[Start of Materials provided]

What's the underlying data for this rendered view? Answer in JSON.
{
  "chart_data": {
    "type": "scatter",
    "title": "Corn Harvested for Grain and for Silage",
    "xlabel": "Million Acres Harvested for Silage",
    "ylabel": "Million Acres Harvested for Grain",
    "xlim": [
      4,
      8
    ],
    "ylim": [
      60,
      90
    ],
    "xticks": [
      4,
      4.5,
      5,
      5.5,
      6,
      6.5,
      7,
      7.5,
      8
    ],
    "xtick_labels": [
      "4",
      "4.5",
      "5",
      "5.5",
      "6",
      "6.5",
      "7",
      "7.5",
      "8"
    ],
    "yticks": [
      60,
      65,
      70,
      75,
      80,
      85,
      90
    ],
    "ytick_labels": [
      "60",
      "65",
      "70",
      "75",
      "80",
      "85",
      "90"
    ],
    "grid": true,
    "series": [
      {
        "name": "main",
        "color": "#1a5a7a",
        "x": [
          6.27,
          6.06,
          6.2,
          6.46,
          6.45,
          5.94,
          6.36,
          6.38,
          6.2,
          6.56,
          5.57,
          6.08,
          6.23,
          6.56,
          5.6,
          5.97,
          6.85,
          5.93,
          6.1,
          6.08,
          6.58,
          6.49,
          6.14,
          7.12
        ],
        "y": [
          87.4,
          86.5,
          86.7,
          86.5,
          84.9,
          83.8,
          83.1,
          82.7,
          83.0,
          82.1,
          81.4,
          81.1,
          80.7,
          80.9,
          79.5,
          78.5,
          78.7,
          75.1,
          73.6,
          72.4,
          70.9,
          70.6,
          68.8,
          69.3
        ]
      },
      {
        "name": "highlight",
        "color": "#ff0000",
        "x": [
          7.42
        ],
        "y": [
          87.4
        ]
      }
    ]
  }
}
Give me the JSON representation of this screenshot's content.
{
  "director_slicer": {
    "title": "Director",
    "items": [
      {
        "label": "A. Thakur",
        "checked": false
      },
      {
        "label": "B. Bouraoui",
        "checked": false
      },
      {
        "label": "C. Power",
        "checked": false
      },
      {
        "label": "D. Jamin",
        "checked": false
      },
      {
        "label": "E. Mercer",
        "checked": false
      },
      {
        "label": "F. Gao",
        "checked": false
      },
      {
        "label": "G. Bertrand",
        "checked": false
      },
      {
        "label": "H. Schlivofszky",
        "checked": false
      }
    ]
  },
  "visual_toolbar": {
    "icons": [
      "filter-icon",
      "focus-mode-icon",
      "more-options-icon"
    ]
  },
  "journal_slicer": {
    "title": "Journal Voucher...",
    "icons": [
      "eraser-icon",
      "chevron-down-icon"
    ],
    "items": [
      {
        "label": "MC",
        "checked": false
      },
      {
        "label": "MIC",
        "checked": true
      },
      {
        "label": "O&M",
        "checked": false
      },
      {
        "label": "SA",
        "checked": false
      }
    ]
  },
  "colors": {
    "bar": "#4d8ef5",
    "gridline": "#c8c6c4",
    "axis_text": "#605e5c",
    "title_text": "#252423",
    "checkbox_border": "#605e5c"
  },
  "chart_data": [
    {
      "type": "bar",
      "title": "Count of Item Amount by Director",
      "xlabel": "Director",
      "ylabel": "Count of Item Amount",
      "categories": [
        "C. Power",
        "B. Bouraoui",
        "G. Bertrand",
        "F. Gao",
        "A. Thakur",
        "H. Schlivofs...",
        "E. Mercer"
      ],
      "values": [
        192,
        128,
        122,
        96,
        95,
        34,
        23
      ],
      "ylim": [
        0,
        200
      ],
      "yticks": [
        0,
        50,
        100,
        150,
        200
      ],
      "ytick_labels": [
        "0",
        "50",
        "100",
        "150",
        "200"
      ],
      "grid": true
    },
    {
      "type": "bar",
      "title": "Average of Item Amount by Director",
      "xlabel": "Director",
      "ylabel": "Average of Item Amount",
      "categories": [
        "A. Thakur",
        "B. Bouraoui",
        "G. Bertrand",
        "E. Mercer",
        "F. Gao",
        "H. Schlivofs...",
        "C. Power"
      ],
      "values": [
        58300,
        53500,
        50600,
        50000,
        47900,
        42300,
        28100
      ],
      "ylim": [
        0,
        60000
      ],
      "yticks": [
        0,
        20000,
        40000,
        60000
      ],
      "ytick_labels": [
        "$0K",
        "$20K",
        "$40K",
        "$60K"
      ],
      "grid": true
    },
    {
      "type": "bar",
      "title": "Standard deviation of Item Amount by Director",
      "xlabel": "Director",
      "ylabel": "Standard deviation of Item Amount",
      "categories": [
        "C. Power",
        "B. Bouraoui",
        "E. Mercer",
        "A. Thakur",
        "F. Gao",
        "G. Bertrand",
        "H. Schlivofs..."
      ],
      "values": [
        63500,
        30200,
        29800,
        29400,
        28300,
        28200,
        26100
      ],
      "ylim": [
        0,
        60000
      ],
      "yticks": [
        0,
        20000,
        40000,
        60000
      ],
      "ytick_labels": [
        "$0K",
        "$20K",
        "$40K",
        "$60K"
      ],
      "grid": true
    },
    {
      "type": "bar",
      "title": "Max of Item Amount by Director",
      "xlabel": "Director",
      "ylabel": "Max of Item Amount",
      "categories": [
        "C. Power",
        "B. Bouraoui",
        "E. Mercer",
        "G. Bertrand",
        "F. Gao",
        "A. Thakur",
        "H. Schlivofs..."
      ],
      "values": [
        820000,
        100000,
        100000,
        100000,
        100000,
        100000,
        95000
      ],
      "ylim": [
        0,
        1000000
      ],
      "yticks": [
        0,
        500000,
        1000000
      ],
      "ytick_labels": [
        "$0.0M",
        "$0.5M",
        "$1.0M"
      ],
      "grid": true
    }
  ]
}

[End of Materials provided]

§ **Directive**
Copy every line of the listing that includes the string "Harvested".

§ **Output for this task**
    "title": "Corn Harvested for Grain and for Silage",
    "xlabel": "Million Acres Harvested for Silage",
    "ylabel": "Million Acres Harvested for Grain",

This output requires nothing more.